- OBJECTIVE -
Repeat the listing in full. Nothing may be added or left out.

- DATA EXTRACT -
--------

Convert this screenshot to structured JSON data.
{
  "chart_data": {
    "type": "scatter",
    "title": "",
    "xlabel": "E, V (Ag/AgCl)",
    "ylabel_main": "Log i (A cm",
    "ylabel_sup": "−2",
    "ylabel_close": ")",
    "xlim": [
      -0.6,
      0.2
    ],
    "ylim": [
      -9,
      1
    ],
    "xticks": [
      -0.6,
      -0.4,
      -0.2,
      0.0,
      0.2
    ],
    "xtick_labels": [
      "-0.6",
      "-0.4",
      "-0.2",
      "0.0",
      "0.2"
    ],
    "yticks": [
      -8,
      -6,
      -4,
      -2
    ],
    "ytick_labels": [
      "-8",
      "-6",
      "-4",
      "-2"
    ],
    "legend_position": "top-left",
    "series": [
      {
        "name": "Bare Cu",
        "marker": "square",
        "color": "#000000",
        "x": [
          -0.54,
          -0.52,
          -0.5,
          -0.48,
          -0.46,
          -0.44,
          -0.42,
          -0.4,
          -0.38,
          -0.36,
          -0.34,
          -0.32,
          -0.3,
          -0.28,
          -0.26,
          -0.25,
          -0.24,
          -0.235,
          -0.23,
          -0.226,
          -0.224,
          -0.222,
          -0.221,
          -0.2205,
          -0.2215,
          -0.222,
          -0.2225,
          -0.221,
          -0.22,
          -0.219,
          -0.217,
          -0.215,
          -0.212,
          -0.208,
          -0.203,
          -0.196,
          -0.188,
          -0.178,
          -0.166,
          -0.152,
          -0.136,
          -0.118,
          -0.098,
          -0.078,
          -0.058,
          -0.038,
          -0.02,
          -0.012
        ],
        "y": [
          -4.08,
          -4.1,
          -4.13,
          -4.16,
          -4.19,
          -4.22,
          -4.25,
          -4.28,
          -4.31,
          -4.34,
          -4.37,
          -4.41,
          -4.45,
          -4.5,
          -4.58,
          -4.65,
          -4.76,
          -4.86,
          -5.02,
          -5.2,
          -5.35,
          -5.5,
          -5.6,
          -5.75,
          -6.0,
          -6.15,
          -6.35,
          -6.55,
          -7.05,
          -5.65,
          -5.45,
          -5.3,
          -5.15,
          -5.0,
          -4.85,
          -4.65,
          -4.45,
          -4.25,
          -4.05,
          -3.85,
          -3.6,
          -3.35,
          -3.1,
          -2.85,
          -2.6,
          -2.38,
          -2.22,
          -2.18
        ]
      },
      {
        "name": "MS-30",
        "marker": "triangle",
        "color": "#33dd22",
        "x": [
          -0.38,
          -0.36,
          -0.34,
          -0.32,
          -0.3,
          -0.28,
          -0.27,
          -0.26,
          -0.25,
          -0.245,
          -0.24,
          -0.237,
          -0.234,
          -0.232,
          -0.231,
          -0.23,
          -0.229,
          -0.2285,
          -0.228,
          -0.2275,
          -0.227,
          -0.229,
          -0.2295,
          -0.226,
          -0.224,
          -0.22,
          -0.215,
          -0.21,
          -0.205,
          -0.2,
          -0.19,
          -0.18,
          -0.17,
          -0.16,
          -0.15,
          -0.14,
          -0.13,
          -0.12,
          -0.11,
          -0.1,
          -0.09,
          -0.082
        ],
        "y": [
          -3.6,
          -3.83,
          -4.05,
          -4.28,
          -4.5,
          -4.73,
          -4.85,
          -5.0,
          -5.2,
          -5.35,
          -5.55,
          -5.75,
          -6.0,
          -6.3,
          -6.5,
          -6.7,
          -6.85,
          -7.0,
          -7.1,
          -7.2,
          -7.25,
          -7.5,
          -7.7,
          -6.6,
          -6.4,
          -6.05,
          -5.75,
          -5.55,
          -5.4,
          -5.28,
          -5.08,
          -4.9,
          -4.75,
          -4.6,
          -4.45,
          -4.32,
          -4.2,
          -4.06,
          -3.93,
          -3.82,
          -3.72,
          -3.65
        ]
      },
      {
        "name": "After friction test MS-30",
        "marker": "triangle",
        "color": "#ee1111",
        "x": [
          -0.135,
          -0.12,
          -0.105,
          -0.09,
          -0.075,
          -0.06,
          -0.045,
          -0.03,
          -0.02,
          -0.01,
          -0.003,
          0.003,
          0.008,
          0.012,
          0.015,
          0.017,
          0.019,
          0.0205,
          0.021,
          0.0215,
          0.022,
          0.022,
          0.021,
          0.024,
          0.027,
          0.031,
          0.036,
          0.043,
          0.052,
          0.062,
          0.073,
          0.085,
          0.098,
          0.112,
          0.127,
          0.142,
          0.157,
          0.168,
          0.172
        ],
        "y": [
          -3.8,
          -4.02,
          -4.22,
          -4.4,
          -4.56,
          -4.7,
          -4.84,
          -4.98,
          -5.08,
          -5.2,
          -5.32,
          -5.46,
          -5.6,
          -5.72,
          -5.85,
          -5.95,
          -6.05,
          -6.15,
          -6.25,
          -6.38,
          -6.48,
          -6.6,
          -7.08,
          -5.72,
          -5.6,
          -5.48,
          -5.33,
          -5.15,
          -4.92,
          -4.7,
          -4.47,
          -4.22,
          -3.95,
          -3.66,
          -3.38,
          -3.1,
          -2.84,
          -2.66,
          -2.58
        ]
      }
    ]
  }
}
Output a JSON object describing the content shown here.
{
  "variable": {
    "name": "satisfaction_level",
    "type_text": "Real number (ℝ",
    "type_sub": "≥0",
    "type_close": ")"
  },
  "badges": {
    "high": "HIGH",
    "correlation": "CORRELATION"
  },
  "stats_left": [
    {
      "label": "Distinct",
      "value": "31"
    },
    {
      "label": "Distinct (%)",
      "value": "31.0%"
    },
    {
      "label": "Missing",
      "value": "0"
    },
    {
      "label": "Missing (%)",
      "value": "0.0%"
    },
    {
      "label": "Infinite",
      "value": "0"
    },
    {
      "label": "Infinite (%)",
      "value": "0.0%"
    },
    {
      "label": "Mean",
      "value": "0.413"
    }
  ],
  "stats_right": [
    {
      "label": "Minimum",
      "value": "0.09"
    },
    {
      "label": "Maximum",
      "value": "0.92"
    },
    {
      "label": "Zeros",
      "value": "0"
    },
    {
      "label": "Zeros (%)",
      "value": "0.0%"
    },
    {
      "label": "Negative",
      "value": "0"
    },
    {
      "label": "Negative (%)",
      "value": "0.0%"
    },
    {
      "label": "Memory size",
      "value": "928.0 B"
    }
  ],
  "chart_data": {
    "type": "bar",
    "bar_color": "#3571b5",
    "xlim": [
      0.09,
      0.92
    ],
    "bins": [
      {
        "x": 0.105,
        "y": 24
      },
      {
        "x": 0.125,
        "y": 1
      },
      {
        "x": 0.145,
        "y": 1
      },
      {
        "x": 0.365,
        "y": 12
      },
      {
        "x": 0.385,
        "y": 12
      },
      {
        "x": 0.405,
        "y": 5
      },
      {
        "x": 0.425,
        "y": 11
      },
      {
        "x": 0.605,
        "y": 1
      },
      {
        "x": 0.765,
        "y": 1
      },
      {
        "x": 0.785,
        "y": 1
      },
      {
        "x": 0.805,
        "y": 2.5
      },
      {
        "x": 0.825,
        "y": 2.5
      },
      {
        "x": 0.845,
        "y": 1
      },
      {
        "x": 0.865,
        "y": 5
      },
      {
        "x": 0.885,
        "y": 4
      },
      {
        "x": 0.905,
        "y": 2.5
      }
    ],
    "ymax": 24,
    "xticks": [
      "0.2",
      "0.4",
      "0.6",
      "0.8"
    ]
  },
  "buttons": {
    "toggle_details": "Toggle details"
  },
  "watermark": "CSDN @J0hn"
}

--------

- EXERCISE OUTPUT -
Convert this screenshot to structured JSON data.
{
  "chart_data": {
    "type": "scatter",
    "title": "",
    "xlabel": "E, V (Ag/AgCl)",
    "ylabel_main": "Log i (A cm",
    "ylabel_sup": "−2",
    "ylabel_close": ")",
    "xlim": [
      -0.6,
      0.2
    ],
    "ylim": [
      -9,
      1
    ],
    "xticks": [
      -0.6,
      -0.4,
      -0.2,
      0.0,
      0.2
    ],
    "xtick_labels": [
      "-0.6",
      "-0.4",
      "-0.2",
      "0.0",
      "0.2"
    ],
    "yticks": [
      -8,
      -6,
      -4,
      -2
    ],
    "ytick_labels": [
      "-8",
      "-6",
      "-4",
      "-2"
    ],
    "legend_position": "top-left",
    "series": [
      {
        "name": "Bare Cu",
        "marker": "square",
        "color": "#000000",
        "x": [
          -0.54,
          -0.52,
          -0.5,
          -0.48,
          -0.46,
          -0.44,
          -0.42,
          -0.4,
          -0.38,
          -0.36,
          -0.34,
          -0.32,
          -0.3,
          -0.28,
          -0.26,
          -0.25,
          -0.24,
          -0.235,
          -0.23,
          -0.226,
          -0.224,
          -0.222,
          -0.221,
          -0.2205,
          -0.2215,
          -0.222,
          -0.2225,
          -0.221,
          -0.22,
          -0.219,
          -0.217,
          -0.215,
          -0.212,
          -0.208,
          -0.203,
          -0.196,
          -0.188,
          -0.178,
          -0.166,
          -0.152,
          -0.136,
          -0.118,
          -0.098,
          -0.078,
          -0.058,
          -0.038,
          -0.02,
          -0.012
        ],
        "y": [
          -4.08,
          -4.1,
          -4.13,
          -4.16,
          -4.19,
          -4.22,
          -4.25,
          -4.28,
          -4.31,
          -4.34,
          -4.37,
          -4.41,
          -4.45,
          -4.5,
          -4.58,
          -4.65,
          -4.76,
          -4.86,
          -5.02,
          -5.2,
          -5.35,
          -5.5,
          -5.6,
          -5.75,
          -6.0,
          -6.15,
          -6.35,
          -6.55,
          -7.05,
          -5.65,
          -5.45,
          -5.3,
          -5.15,
          -5.0,
          -4.85,
          -4.65,
          -4.45,
          -4.25,
          -4.05,
          -3.85,
          -3.6,
          -3.35,
          -3.1,
          -2.85,
          -2.6,
          -2.38,
          -2.22,
          -2.18
        ]
      },
      {
        "name": "MS-30",
        "marker": "triangle",
        "color": "#33dd22",
        "x": [
          -0.38,
          -0.36,
          -0.34,
          -0.32,
          -0.3,
          -0.28,
          -0.27,
          -0.26,
          -0.25,
          -0.245,
          -0.24,
          -0.237,
          -0.234,
          -0.232,
          -0.231,
          -0.23,
          -0.229,
          -0.2285,
          -0.228,
          -0.2275,
          -0.227,
          -0.229,
          -0.2295,
          -0.226,
          -0.224,
          -0.22,
          -0.215,
          -0.21,
          -0.205,
          -0.2,
          -0.19,
          -0.18,
          -0.17,
          -0.16,
          -0.15,
          -0.14,
          -0.13,
          -0.12,
          -0.11,
          -0.1,
          -0.09,
          -0.082
        ],
        "y": [
          -3.6,
          -3.83,
          -4.05,
          -4.28,
          -4.5,
          -4.73,
          -4.85,
          -5.0,
          -5.2,
          -5.35,
          -5.55,
          -5.75,
          -6.0,
          -6.3,
          -6.5,
          -6.7,
          -6.85,
          -7.0,
          -7.1,
          -7.2,
          -7.25,
          -7.5,
          -7.7,
          -6.6,
          -6.4,
          -6.05,
          -5.75,
          -5.55,
          -5.4,
          -5.28,
          -5.08,
          -4.9,
          -4.75,
          -4.6,
          -4.45,
          -4.32,
          -4.2,
          -4.06,
          -3.93,
          -3.82,
          -3.72,
          -3.65
        ]
      },
      {
        "name": "After friction test MS-30",
        "marker": "triangle",
        "color": "#ee1111",
        "x": [
          -0.135,
          -0.12,
          -0.105,
          -0.09,
          -0.075,
          -0.06,
          -0.045,
          -0.03,
          -0.02,
          -0.01,
          -0.003,
          0.003,
          0.008,
          0.012,
          0.015,
          0.017,
          0.019,
          0.0205,
          0.021,
          0.0215,
          0.022,
          0.022,
          0.021,
          0.024,
          0.027,
          0.031,
          0.036,
          0.043,
          0.052,
          0.062,
          0.073,
          0.085,
          0.098,
          0.112,
          0.127,
          0.142,
          0.157,
          0.168,
          0.172
        ],
        "y": [
          -3.8,
          -4.02,
          -4.22,
          -4.4,
          -4.56,
          -4.7,
          -4.84,
          -4.98,
          -5.08,
          -5.2,
          -5.32,
          -5.46,
          -5.6,
          -5.72,
          -5.85,
          -5.95,
          -6.05,
          -6.15,
          -6.25,
          -6.38,
          -6.48,
          -6.6,
          -7.08,
          -5.72,
          -5.6,
          -5.48,
          -5.33,
          -5.15,
          -4.92,
          -4.7,
          -4.47,
          -4.22,
          -3.95,
          -3.66,
          -3.38,
          -3.1,
          -2.84,
          -2.66,
          -2.58
        ]
      }
    ]
  }
}
Output a JSON object describing the content shown here.
{
  "variable": {
    "name": "satisfaction_level",
    "type_text": "Real number (ℝ",
    "type_sub": "≥0",
    "type_close": ")"
  },
  "badges": {
    "high": "HIGH",
    "correlation": "CORRELATION"
  },
  "stats_left": [
    {
      "label": "Distinct",
      "value": "31"
    },
    {
      "label": "Distinct (%)",
      "value": "31.0%"
    },
    {
      "label": "Missing",
      "value": "0"
    },
    {
      "label": "Missing (%)",
      "value": "0.0%"
    },
    {
      "label": "Infinite",
      "value": "0"
    },
    {
      "label": "Infinite (%)",
      "value": "0.0%"
    },
    {
      "label": "Mean",
      "value": "0.413"
    }
  ],
  "stats_right": [
    {
      "label": "Minimum",
      "value": "0.09"
    },
    {
      "label": "Maximum",
      "value": "0.92"
    },
    {
      "label": "Zeros",
      "value": "0"
    },
    {
      "label": "Zeros (%)",
      "value": "0.0%"
    },
    {
      "label": "Negative",
      "value": "0"
    },
    {
      "label": "Negative (%)",
      "value": "0.0%"
    },
    {
      "label": "Memory size",
      "value": "928.0 B"
    }
  ],
  "chart_data": {
    "type": "bar",
    "bar_color": "#3571b5",
    "xlim": [
      0.09,
      0.92
    ],
    "bins": [
      {
        "x": 0.105,
        "y": 24
      },
      {
        "x": 0.125,
        "y": 1
      },
      {
        "x": 0.145,
        "y": 1
      },
      {
        "x": 0.365,
        "y": 12
      },
      {
        "x": 0.385,
        "y": 12
      },
      {
        "x": 0.405,
        "y": 5
      },
      {
        "x": 0.425,
        "y": 11
      },
      {
        "x": 0.605,
        "y": 1
      },
      {
        "x": 0.765,
        "y": 1
      },
      {
        "x": 0.785,
        "y": 1
      },
      {
        "x": 0.805,
        "y": 2.5
      },
      {
        "x": 0.825,
        "y": 2.5
      },
      {
        "x": 0.845,
        "y": 1
      },
      {
        "x": 0.865,
        "y": 5
      },
      {
        "x": 0.885,
        "y": 4
      },
      {
        "x": 0.905,
        "y": 2.5
      }
    ],
    "ymax": 24,
    "xticks": [
      "0.2",
      "0.4",
      "0.6",
      "0.8"
    ]
  },
  "buttons": {
    "toggle_details": "Toggle details"
  },
  "watermark": "CSDN @J0hn"
}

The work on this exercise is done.